— Begin —
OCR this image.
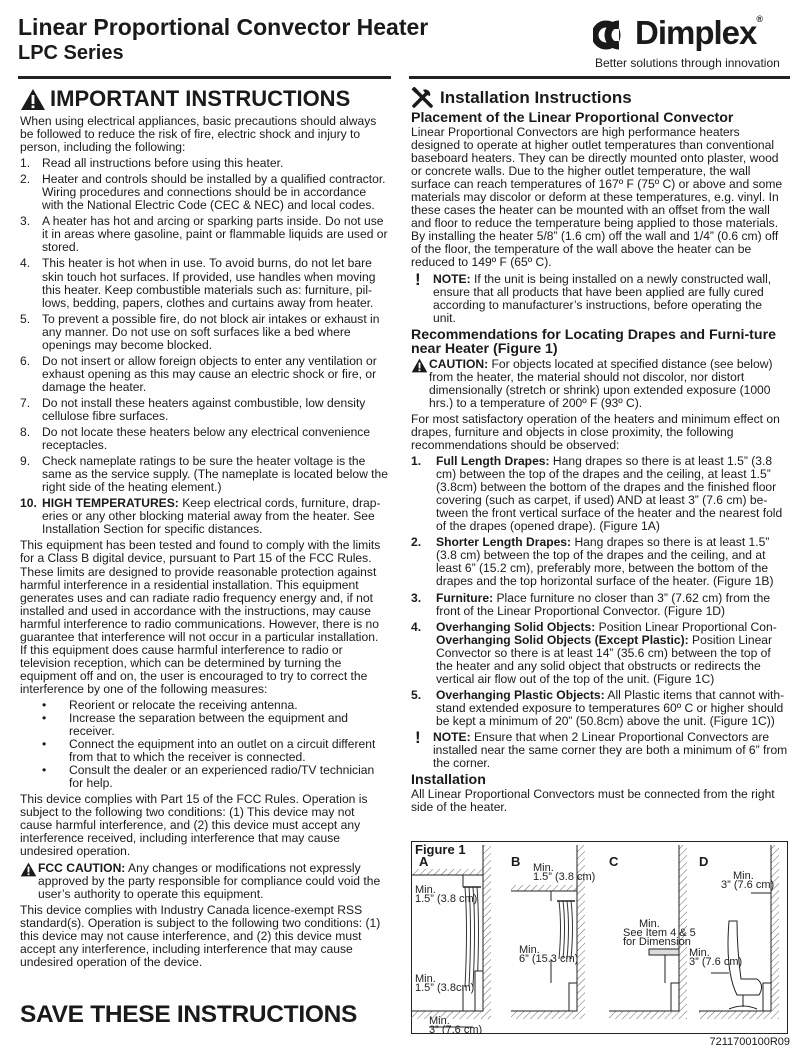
Linear Proportional Convector Heater
LPC Series
Dimplex®
Better solutions through innovation
IMPORTANT INSTRUCTIONS

When using electrical appliances, basic precautions should always be followed to reduce the risk of fire, electric shock and injury to person, including the following:

1. Read all instructions before using this heater.
2. Heater and controls should be installed by a qualified contractor. Wiring procedures and connections should be in accordance with the National Electric Code (CEC & NEC) and local codes.
3. A heater has hot and arcing or sparking parts inside. Do not use it in areas where gasoline, paint or flammable liquids are used or stored.
4. This heater is hot when in use. To avoid burns, do not let bare skin touch hot surfaces. If provided, use handles when moving this heater. Keep combustible materials such as: furniture, pil-lows, bedding, papers, clothes and curtains away from heater.
5. To prevent a possible fire, do not block air intakes or exhaust in any manner. Do not use on soft surfaces like a bed where openings may become blocked.
6. Do not insert or allow foreign objects to enter any ventilation or exhaust opening as this may cause an electric shock or fire, or damage the heater.
7. Do not install these heaters against combustible, low density cellulose fibre surfaces.
8. Do not locate these heaters below any electrical convenience receptacles.
9. Check nameplate ratings to be sure the heater voltage is the same as the service supply. (The nameplate is located below the right side of the heating element.)
10. HIGH TEMPERATURES: Keep electrical cords, furniture, drap-eries or any other blocking material away from the heater. See Installation Section for specific distances.

This equipment has been tested and found to comply with the limits for a Class B digital device, pursuant to Part 15 of the FCC Rules. These limits are designed to provide reasonable protection against harmful interference in a residential installation. This equipment generates uses and can radiate radio frequency energy and, if not installed and used in accordance with the instructions, may cause harmful interference to radio communications. However, there is no guarantee that interference will not occur in a particular installation. If this equipment does cause harmful interference to radio or television reception, which can be determined by turning the equipment off and on, the user is encouraged to try to correct the interference by one of the following measures:

• Reorient or relocate the receiving antenna.
• Increase the separation between the equipment and receiver.
• Connect the equipment into an outlet on a circuit different from that to which the receiver is connected.
• Consult the dealer or an experienced radio/TV technician for help.

This device complies with Part 15 of the FCC Rules. Operation is subject to the following two conditions: (1) This device may not cause harmful interference, and (2) this device must accept any interference received, including interference that may cause undesired operation.

FCC CAUTION: Any changes or modifications not expressly approved by the party responsible for compliance could void the user’s authority to operate this equipment.

This device complies with Industry Canada licence-exempt RSS standard(s). Operation is subject to the following two conditions: (1) this device may not cause interference, and (2) this device must accept any interference, including interference that may cause undesired operation of the device.

SAVE THESE INSTRUCTIONS
Installation Instructions
Placement of the Linear Proportional Convector

Linear Proportional Convectors are high performance heaters designed to operate at higher outlet temperatures than conventional baseboard heaters. They can be directly mounted onto plaster, wood or concrete walls. Due to the higher outlet temperature, the wall surface can reach temperatures of 167º F (75º C) or above and some materials may discolor or deform at these temperatures, e.g. vinyl. In these cases the heater can be mounted with an offset from the wall and floor to reduce the temperature being applied to those materials. By installing the heater 5/8” (1.6 cm) off the wall and 1/4” (0.6 cm) off of the floor, the temperature of the wall above the heater can be reduced to 149º F (65º C).

! NOTE: If the unit is being installed on a newly constructed wall, ensure that all products that have been applied are fully cured according to manufacturer’s instructions, before operating the unit.
Recommendations for Locating Drapes and Furni-ture near Heater (Figure 1)
CAUTION: For objects located at specified distance (see below) from the heater, the material should not discolor, nor distort dimensionally (stretch or shrink) upon extended exposure (1000 hrs.) to a temperature of 200º F (93º C).

For most satisfactory operation of the heaters and minimum effect on drapes, furniture and objects in close proximity, the following recommendations should be observed:

1. Full Length Drapes: Hang drapes so there is at least 1.5” (3.8 cm) between the top of the drapes and the ceiling, at least 1.5” (3.8cm) between the bottom of the drapes and the finished floor covering (such as carpet, if used) AND at least 3” (7.6 cm) be-tween the front vertical surface of the heater and the nearest fold of the drapes (opened drape). (Figure 1A)
2. Shorter Length Drapes: Hang drapes so there is at least 1.5” (3.8 cm) between the top of the drapes and the ceiling, and at least 6” (15.2 cm), preferably more, between the bottom of the drapes and the top horizontal surface of the heater. (Figure 1B)
3. Furniture: Place furniture no closer than 3” (7.62 cm) from the front of the Linear Proportional Convector. (Figure 1D)
4. Overhanging Solid Objects: Position Linear Proportional Con-
Overhanging Solid Objects (Except Plastic): Position Linear Convector so there is at least 14” (35.6 cm) between the top of the heater and any solid object that obstructs or redirects the vertical air flow out of the top of the unit. (Figure 1C)
5. Overhanging Plastic Objects: All Plastic items that cannot with-stand extended exposure to temperatures 60º C or higher should be kept a minimum of 20” (50.8cm) above the unit. (Figure 1C))
! NOTE: Ensure that when 2 Linear Proportional Convectors are installed near the same corner they are both a minimum of 6” from the corner.
Installation

All Linear Proportional Convectors must be connected from the right side of the heater.

Figure 1
A	B	C	D
Min.
1.5” (3.8 cm)
Min.
1.5” (3.8cm)
Min.
3” (7.6 cm)
Min.
1.5” (3.8 cm)
Min.
6” (15.3 cm)
Min.
See Item 4 & 5
for Dimension
Min.
3” (7.6 cm)
Min.
3” (7.6 cm)
7211700100R09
— End —
* **Direction**:
The material above must be printed exactly, with its pictures left out.

* **Solved exercise**:
OCR this image.
Linear Proportional Convector Heater
LPC Series
Dimplex®
Better solutions through innovation
IMPORTANT INSTRUCTIONS

When using electrical appliances, basic precautions should always be followed to reduce the risk of fire, electric shock and injury to person, including the following:

1. Read all instructions before using this heater.
2. Heater and controls should be installed by a qualified contractor. Wiring procedures and connections should be in accordance with the National Electric Code (CEC & NEC) and local codes.
3. A heater has hot and arcing or sparking parts inside. Do not use it in areas where gasoline, paint or flammable liquids are used or stored.
4. This heater is hot when in use. To avoid burns, do not let bare skin touch hot surfaces. If provided, use handles when moving this heater. Keep combustible materials such as: furniture, pil-lows, bedding, papers, clothes and curtains away from heater.
5. To prevent a possible fire, do not block air intakes or exhaust in any manner. Do not use on soft surfaces like a bed where openings may become blocked.
6. Do not insert or allow foreign objects to enter any ventilation or exhaust opening as this may cause an electric shock or fire, or damage the heater.
7. Do not install these heaters against combustible, low density cellulose fibre surfaces.
8. Do not locate these heaters below any electrical convenience receptacles.
9. Check nameplate ratings to be sure the heater voltage is the same as the service supply. (The nameplate is located below the right side of the heating element.)
10. HIGH TEMPERATURES: Keep electrical cords, furniture, drap-eries or any other blocking material away from the heater. See Installation Section for specific distances.

This equipment has been tested and found to comply with the limits for a Class B digital device, pursuant to Part 15 of the FCC Rules. These limits are designed to provide reasonable protection against harmful interference in a residential installation. This equipment generates uses and can radiate radio frequency energy and, if not installed and used in accordance with the instructions, may cause harmful interference to radio communications. However, there is no guarantee that interference will not occur in a particular installation. If this equipment does cause harmful interference to radio or television reception, which can be determined by turning the equipment off and on, the user is encouraged to try to correct the interference by one of the following measures:

• Reorient or relocate the receiving antenna.
• Increase the separation between the equipment and receiver.
• Connect the equipment into an outlet on a circuit different from that to which the receiver is connected.
• Consult the dealer or an experienced radio/TV technician for help.

This device complies with Part 15 of the FCC Rules. Operation is subject to the following two conditions: (1) This device may not cause harmful interference, and (2) this device must accept any interference received, including interference that may cause undesired operation.

FCC CAUTION: Any changes or modifications not expressly approved by the party responsible for compliance could void the user’s authority to operate this equipment.

This device complies with Industry Canada licence-exempt RSS standard(s). Operation is subject to the following two conditions: (1) this device may not cause interference, and (2) this device must accept any interference, including interference that may cause undesired operation of the device.

SAVE THESE INSTRUCTIONS
Installation Instructions
Placement of the Linear Proportional Convector

Linear Proportional Convectors are high performance heaters designed to operate at higher outlet temperatures than conventional baseboard heaters. They can be directly mounted onto plaster, wood or concrete walls. Due to the higher outlet temperature, the wall surface can reach temperatures of 167º F (75º C) or above and some materials may discolor or deform at these temperatures, e.g. vinyl. In these cases the heater can be mounted with an offset from the wall and floor to reduce the temperature being applied to those materials. By installing the heater 5/8” (1.6 cm) off the wall and 1/4” (0.6 cm) off of the floor, the temperature of the wall above the heater can be reduced to 149º F (65º C).

! NOTE: If the unit is being installed on a newly constructed wall, ensure that all products that have been applied are fully cured according to manufacturer’s instructions, before operating the unit.
Recommendations for Locating Drapes and Furni-ture near Heater (Figure 1)
CAUTION: For objects located at specified distance (see below) from the heater, the material should not discolor, nor distort dimensionally (stretch or shrink) upon extended exposure (1000 hrs.) to a temperature of 200º F (93º C).

For most satisfactory operation of the heaters and minimum effect on drapes, furniture and objects in close proximity, the following recommendations should be observed:

1. Full Length Drapes: Hang drapes so there is at least 1.5” (3.8 cm) between the top of the drapes and the ceiling, at least 1.5” (3.8cm) between the bottom of the drapes and the finished floor covering (such as carpet, if used) AND at least 3” (7.6 cm) be-tween the front vertical surface of the heater and the nearest fold of the drapes (opened drape). (Figure 1A)
2. Shorter Length Drapes: Hang drapes so there is at least 1.5” (3.8 cm) between the top of the drapes and the ceiling, and at least 6” (15.2 cm), preferably more, between the bottom of the drapes and the top horizontal surface of the heater. (Figure 1B)
3. Furniture: Place furniture no closer than 3” (7.62 cm) from the front of the Linear Proportional Convector. (Figure 1D)
4. Overhanging Solid Objects: Position Linear Proportional Con-
Overhanging Solid Objects (Except Plastic): Position Linear Convector so there is at least 14” (35.6 cm) between the top of the heater and any solid object that obstructs or redirects the vertical air flow out of the top of the unit. (Figure 1C)
5. Overhanging Plastic Objects: All Plastic items that cannot with-stand extended exposure to temperatures 60º C or higher should be kept a minimum of 20” (50.8cm) above the unit. (Figure 1C))
! NOTE: Ensure that when 2 Linear Proportional Convectors are installed near the same corner they are both a minimum of 6” from the corner.
Installation

All Linear Proportional Convectors must be connected from the right side of the heater.

Figure 1
A	B	C	D
Min.
1.5” (3.8 cm)
Min.
1.5” (3.8cm)
Min.
3” (7.6 cm)
Min.
1.5” (3.8 cm)
Min.
6” (15.3 cm)
Min.
See Item 4 & 5
for Dimension
Min.
3” (7.6 cm)
Min.
3” (7.6 cm)
7211700100R09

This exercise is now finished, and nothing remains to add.